Stored items:
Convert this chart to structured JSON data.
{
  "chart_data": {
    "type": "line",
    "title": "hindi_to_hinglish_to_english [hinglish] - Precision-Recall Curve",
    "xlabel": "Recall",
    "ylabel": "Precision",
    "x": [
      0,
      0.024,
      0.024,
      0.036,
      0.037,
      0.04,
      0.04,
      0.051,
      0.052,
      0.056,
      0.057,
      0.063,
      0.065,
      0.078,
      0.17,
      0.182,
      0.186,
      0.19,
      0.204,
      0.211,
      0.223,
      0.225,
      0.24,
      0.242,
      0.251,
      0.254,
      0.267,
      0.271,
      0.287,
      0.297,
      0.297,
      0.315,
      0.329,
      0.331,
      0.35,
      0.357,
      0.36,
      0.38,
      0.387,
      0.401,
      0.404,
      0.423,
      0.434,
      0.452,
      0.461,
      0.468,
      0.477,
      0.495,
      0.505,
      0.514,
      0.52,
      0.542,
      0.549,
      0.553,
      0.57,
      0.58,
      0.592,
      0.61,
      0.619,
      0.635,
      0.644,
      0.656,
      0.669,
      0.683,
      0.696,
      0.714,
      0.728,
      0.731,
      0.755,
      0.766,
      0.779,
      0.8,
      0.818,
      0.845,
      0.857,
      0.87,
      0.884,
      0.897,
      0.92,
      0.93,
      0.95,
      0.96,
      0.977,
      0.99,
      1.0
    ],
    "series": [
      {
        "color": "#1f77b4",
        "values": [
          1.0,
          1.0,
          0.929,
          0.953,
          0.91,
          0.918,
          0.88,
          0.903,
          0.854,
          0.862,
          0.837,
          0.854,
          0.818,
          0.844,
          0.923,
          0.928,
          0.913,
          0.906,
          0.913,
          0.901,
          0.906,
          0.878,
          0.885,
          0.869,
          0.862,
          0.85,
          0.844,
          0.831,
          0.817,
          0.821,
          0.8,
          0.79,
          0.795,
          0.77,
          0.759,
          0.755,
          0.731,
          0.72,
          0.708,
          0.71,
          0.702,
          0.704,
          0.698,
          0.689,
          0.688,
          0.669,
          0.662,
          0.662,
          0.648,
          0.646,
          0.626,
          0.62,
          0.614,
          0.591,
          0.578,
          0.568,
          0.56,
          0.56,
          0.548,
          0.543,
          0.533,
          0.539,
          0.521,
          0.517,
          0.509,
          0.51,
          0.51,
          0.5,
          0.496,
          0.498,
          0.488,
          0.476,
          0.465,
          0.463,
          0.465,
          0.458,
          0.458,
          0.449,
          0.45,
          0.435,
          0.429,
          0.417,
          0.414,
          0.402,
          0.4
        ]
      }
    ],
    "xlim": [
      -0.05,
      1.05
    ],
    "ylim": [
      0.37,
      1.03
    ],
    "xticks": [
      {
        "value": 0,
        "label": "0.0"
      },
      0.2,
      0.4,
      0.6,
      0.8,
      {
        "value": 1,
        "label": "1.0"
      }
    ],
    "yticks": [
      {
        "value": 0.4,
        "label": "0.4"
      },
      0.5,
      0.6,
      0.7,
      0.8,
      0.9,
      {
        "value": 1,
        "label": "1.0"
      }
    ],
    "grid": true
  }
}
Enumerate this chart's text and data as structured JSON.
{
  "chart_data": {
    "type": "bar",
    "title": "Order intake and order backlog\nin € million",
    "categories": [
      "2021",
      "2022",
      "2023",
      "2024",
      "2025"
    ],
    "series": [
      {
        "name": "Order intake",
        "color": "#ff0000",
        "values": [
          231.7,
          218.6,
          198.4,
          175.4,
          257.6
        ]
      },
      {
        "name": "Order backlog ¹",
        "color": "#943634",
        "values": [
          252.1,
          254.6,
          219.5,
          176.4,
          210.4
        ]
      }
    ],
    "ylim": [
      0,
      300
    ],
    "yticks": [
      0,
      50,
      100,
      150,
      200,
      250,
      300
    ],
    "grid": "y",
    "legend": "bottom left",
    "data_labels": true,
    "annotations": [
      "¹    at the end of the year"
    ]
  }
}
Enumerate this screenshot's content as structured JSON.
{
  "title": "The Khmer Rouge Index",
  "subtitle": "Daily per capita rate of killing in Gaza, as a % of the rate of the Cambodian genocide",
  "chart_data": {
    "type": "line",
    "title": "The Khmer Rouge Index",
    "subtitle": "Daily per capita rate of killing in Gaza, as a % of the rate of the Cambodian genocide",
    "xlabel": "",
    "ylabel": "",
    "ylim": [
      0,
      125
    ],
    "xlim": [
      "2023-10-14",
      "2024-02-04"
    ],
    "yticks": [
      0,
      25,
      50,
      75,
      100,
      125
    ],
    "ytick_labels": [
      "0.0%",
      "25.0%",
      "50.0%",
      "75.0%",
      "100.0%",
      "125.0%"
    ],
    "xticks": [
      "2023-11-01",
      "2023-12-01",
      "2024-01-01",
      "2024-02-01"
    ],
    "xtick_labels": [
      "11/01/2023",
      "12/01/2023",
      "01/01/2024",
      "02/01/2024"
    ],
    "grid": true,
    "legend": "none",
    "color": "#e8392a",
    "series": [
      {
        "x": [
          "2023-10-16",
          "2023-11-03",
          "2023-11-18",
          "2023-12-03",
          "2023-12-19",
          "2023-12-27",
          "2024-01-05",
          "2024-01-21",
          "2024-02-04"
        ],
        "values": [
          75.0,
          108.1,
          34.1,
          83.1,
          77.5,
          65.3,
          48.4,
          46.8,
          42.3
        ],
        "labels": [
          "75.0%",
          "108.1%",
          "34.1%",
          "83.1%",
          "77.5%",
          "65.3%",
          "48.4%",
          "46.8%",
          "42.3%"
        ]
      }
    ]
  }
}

> [Task]
Show every line from the listing above in which the string "Index" appears.

> [Answer for the task]
  "title": "The Khmer Rouge Index",
    "title": "The Khmer Rouge Index",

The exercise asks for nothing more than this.